Gather all lines in the entries below that include the word "subtitle".

# MATERIAL FOR THIS EXERCISE:
═══

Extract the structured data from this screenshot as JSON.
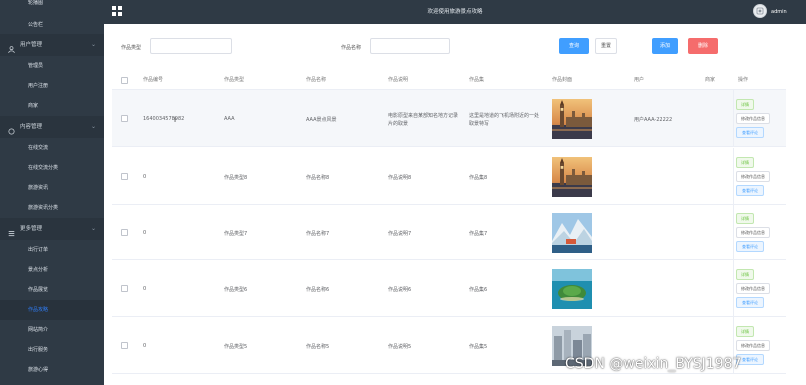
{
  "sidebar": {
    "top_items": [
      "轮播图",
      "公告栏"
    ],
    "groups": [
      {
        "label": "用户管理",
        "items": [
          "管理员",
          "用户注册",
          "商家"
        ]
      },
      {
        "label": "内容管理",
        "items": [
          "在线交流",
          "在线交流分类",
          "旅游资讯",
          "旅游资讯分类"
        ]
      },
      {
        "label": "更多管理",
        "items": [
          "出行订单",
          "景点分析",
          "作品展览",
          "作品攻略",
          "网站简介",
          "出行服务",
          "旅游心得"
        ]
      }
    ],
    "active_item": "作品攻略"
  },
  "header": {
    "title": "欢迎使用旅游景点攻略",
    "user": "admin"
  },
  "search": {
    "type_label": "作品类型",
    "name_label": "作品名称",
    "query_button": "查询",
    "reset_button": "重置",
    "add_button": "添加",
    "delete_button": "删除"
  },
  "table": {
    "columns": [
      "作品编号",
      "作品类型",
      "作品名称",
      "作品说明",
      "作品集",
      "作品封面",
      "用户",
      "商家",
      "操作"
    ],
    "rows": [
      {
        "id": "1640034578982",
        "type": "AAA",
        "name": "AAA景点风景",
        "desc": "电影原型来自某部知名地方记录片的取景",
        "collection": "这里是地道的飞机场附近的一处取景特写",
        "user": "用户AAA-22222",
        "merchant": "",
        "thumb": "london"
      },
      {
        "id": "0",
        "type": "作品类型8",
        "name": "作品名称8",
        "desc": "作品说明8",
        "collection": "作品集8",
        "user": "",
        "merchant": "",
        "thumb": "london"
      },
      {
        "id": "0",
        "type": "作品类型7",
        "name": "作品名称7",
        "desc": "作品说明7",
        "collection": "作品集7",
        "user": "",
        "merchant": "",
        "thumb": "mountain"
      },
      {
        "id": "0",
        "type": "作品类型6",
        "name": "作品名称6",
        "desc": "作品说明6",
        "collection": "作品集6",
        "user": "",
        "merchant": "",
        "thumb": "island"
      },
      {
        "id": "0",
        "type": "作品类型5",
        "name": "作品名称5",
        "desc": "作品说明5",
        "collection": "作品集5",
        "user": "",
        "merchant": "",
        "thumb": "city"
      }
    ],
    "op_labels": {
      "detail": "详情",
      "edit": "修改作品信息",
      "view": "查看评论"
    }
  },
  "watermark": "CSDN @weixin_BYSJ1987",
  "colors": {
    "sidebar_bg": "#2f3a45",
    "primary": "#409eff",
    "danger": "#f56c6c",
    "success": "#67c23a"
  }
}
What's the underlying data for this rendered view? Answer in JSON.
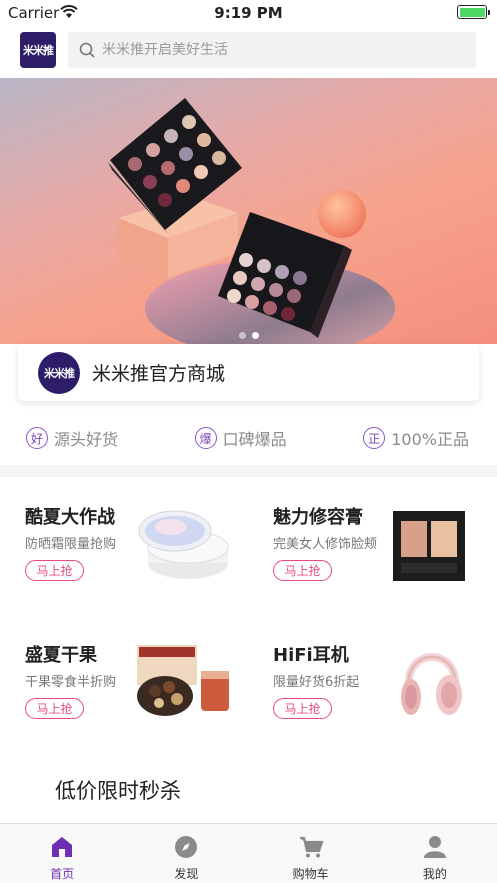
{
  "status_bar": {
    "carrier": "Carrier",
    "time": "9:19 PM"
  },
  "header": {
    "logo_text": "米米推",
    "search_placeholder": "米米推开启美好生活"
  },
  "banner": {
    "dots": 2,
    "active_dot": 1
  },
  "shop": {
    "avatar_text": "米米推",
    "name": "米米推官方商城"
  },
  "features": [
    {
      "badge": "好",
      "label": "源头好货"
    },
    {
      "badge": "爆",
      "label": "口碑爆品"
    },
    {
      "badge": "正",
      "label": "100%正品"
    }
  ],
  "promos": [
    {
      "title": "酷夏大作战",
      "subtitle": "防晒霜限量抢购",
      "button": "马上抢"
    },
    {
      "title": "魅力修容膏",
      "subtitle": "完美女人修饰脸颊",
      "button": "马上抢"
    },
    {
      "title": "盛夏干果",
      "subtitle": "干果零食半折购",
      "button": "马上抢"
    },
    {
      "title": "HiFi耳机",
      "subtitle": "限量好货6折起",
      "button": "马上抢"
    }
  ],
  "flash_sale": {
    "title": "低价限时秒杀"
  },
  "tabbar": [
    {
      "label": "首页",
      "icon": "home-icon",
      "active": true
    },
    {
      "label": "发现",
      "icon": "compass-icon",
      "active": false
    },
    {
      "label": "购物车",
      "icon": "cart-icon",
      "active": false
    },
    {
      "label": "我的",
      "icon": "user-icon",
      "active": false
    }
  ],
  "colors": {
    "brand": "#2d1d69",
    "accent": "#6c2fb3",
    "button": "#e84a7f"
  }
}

═══

# ANSWER IN FULL:
      "subtitle": "防晒霜限量抢购",
      "subtitle": "完美女人修饰脸颊",
      "subtitle": "干果零食半折购",
      "subtitle": "限量好货6折起",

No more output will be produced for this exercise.